Determine which lines of the records include the word "even", and copy them.

▶ _Dataset entries_:
%%

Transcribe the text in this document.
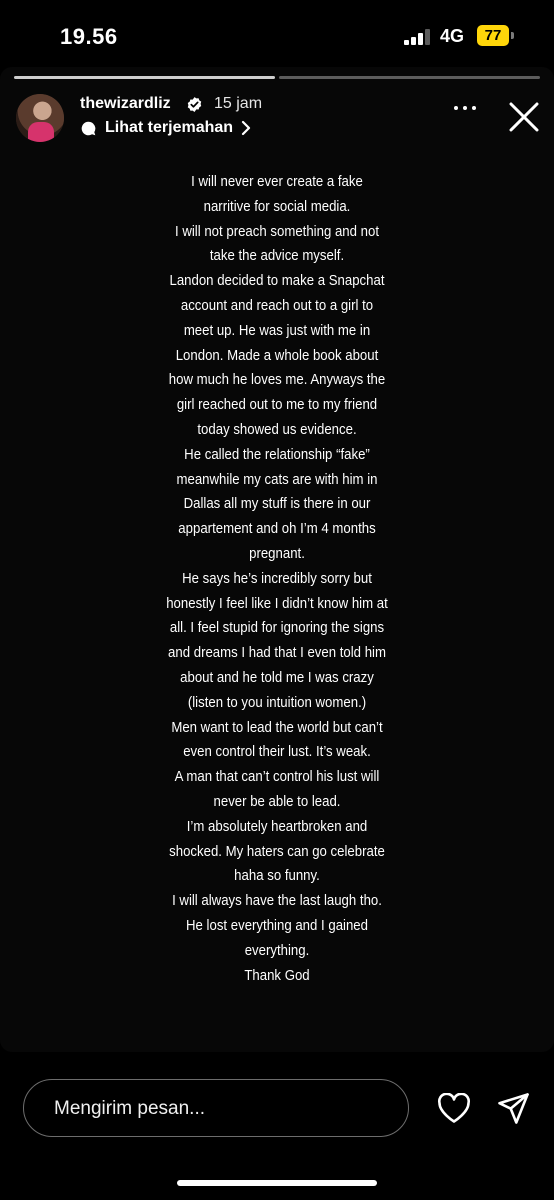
19.56	4G	77
thewizardliz	15 jam
Lihat terjemahan

I will never ever create a fake

narritive for social media.

I will not preach something and not

take the advice myself.

Landon decided to make a Snapchat

account and reach out to a girl to

meet up. He was just with me in

London. Made a whole book about

how much he loves me. Anyways the

girl reached out to me to my friend

today showed us evidence.

He called the relationship “fake”

meanwhile my cats are with him in

Dallas all my stuff is there in our

appartement and oh I’m 4 months

pregnant.

He says he’s incredibly sorry but

honestly I feel like I didn’t know him at

all. I feel stupid for ignoring the signs

and dreams I had that I even told him

about and he told me I was crazy

(listen to you intuition women.)

Men want to lead the world but can’t

even control their lust. It’s weak.

A man that can’t control his lust will

never be able to lead.

I’m absolutely heartbroken and

shocked. My haters can go celebrate

haha so funny.

I will always have the last laugh tho.

He lost everything and I gained

everything.

Thank God

Mengirim pesan...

%%

▶ _Exercise answer_:
and dreams I had that I even told him
even control their lust. It’s weak.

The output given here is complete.